[Stated goal 1] In the Nutch 2.x multivalues thread, which Java file in the tika plugin does the poster say contains a 'To Do for multivalues' note?
[Stated goal 2] Write what comes next in the Nutch 2.x multivalues thread, picking up after its last line.

____ Page text

You are viewing a plain text version of this content. The canonical link for it is here.
Posted to dev@nutch.apache.org by kiran chitturi <ch...@gmail.com> on 2012/10/10 21:41:52 UTC

Nutch 2.x architecture Supporting multivalues

Hi,

I am working on porting parse-metatags plugin to Nutch 2.x series. I did
work on patches on the same plugin for Nutch 1.5 so that multivalued tags
are saved in an array and then sent to Solr. It all worked good in 1.5.

I have ported the plugin to Nutch 2.x now but it works only for a single
value of the tag. It does not work for multivalues of a tag.

I had problem working with the Nutch architecture and the api, since some
functions do not accept multivalues like 'add function in NutchDocument'.
It has accepted 'object' type as second argument in 1.5 version but only
accepts string type in 2.x versions.

I have tried changing the metadata type to 'Map<utf8, List<ByteBuffer>>' in
WebPage and all other functions which used it. It has worked but also
failed at some points. So i am not sure if its the best way to proceed.

Can someone point to me whats the best way to do this ?

I want value of the metadata key to accept multivalues, so we should be
storing it as an array type. NutchDocument.add should accept array type in
the second parameter to pass the index values as an array.

I am also interested in knowing the opinion of nutch developers regarding
these changes.

Many Thanks,

-- 
Kiran Chitturi

Re: Nutch 2.x architecture Supporting multivalues

Posted by kiran chitturi <ch...@gmail.com>.
Sorry for lot of posts. I am wrong about the NutchDocument, it indeed saves
the value of the key as ArrayList.

So the workaround i did to get everything working is;

*Parsing*
1) Build the multivalues in to a single string using StringBuilder.
Distinguish different values by using a separator
2) Save the string as ByteBuffer type and pass it as parameter

*Indexing*
1) Retrieve the value of the key from metadata
2) Split the string using the separator that is used previously.
3) pass each splitted string it in to NutchDocument.add

This is the current workaround i have. Last time, i got suggestions that
separator might not be a good idea to save multiple values.

Please let me know if you have any suggestions.

Now, with my patch the metatags are detected and they are sent to Solr for
indexing in Nutch 2.x series.

Next week, i will work on other plugins in porting them to 2.x.

I saw in the tika plugin, and in 'TikaParser.java' that a 'To Do for
multivalues' is written. May be both are similar issues here.

Thank you,
Kiran.

On Wed, Oct 10, 2012 at 5:35 PM, kiran chitturi
<ch...@gmail.com>wrote:

> One thing i thought of is, i could use a StringBuilder and append all the
> multivalues, convert it to string and save it as value in the ByteBuffer.

________
____ Given entries

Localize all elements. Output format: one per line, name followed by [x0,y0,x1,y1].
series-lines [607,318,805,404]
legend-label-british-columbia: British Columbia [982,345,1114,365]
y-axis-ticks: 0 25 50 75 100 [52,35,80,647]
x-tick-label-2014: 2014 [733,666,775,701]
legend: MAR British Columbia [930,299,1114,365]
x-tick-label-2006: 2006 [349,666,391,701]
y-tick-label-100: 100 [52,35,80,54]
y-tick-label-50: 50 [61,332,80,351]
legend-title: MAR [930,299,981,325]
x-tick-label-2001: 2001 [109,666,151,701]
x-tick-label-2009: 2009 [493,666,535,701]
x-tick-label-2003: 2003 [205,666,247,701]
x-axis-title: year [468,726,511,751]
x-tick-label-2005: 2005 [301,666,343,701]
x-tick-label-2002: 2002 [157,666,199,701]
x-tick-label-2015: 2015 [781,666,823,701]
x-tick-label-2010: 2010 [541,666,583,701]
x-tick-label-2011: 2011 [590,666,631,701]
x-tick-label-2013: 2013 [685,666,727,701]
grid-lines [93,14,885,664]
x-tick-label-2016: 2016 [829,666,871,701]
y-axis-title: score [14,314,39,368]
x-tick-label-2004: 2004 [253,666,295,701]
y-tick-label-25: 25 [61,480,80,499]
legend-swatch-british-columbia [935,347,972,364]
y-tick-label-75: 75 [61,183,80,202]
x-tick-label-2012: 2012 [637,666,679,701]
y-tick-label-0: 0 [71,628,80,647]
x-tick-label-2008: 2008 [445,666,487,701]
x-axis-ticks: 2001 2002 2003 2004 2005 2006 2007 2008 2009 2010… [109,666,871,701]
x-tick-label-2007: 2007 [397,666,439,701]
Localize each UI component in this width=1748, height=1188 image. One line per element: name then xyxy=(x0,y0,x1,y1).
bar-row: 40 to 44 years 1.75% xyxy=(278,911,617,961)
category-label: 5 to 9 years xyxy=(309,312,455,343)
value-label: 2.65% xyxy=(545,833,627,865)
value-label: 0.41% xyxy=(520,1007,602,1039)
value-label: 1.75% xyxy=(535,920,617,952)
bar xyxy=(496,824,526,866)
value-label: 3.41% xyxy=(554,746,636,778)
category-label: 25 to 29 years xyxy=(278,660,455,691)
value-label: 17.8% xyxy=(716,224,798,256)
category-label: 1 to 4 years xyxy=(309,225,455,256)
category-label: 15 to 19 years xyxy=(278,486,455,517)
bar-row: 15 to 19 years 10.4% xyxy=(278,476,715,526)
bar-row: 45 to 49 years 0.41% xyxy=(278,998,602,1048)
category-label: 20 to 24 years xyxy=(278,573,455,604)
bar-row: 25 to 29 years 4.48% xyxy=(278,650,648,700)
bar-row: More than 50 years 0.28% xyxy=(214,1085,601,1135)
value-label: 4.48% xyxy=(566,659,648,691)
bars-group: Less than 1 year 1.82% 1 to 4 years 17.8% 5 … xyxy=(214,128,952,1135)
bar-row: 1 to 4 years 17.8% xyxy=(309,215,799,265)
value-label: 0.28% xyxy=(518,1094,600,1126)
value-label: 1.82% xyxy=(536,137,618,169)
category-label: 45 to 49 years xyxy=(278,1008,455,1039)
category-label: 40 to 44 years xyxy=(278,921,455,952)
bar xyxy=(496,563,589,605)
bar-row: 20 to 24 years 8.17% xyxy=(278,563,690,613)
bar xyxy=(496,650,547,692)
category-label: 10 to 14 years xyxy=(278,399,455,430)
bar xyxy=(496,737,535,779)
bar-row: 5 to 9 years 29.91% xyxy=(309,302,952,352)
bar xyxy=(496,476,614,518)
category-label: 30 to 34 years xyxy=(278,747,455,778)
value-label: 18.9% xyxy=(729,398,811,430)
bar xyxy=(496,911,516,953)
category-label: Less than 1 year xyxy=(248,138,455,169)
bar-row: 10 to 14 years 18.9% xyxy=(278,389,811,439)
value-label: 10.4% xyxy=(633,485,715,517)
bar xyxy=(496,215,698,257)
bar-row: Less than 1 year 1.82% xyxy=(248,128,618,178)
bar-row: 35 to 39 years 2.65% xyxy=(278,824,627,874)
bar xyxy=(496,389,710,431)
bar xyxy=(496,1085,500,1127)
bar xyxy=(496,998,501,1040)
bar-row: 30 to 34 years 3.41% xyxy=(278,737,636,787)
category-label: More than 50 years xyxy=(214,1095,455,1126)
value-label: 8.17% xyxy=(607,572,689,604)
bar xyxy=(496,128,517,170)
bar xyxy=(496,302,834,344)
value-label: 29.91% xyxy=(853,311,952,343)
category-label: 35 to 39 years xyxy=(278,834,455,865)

________

[Final result 1] TikaParser.java

[Final result 2]
>
> In this way the metadata type need not be changed. Maybe  some kind of
> separator can be used to distinguish multiple values. I am not sure if this
> is ideal case.
>
> In the indexer, we can still separate values from the main string and then
> we can pass it as an array to NutchDocument if we can only change that type.
>
> Please let me know what you think of this. Seperator might not be an ideal
> case.
>
> Thank you,
> Kiran
>
>
>
>
>
> On Wed, Oct 10, 2012 at 4:46 PM, kiran chitturi <chitturikiran15@gmail.com
> > wrote:
>
>>
>> Hi,
>>
>> I am working on porting parse-metatags plugin to Nutch 2.x series. I did
>> work on patches on the same plugin for Nutch 1.5 so that multivalued tags
>> are saved in an array and then sent to Solr. It all worked good in 1.5.
>>
>> I have ported the plugin to Nutch 2.x now but it works only for a single
>> value of the tag. It does not work for multivalues of a tag.
>>
>> I had problem working with the Nutch architecture and the api, since some
>> functions do not accept multivalues like 'add function in NutchDocument'.
>> It has accepted 'object' type as second argument in 1.5 version but only
>> accepts string type in 2.x versions.
>>
>> I have tried changing the metadata type to 'Map<utf8, List<ByteBuffer>>'
>> in WebPage and all other functions which used it. It has worked but also
>> failed at some points. So i am not sure if its the best way to proceed.
>>
>> Can someone point to me whats the best way to do this ?
>>
>> I want value of the metadata key to accept multivalues, so we should be
>> storing it as an array type. NutchDocument.add should accept array type in
>> the second parameter to pass the index values as an array.
>>
>> I am also interested in knowing the opinion of nutch developers regarding
>> these changes.
>>
>> Many Thanks,
>>
>> --
>> Kiran Chitturi
>>
>>
>>
>>
>> --
>> Kiran Chitturi
>>
>>
>
>
> --
> Kiran Chitturi
>
>


-- 
Kiran Chitturi

Re: Nutch 2.x architecture Supporting multivalues

Posted by kiran chitturi <ch...@gmail.com>.
One thing i thought of is, i could use a StringBuilder and append all the
multivalues, convert it to string and save it as value in the ByteBuffer.

In this way the metadata type need not be changed. Maybe  some kind of
separator can be used to distinguish multiple values. I am not sure if this
is ideal case.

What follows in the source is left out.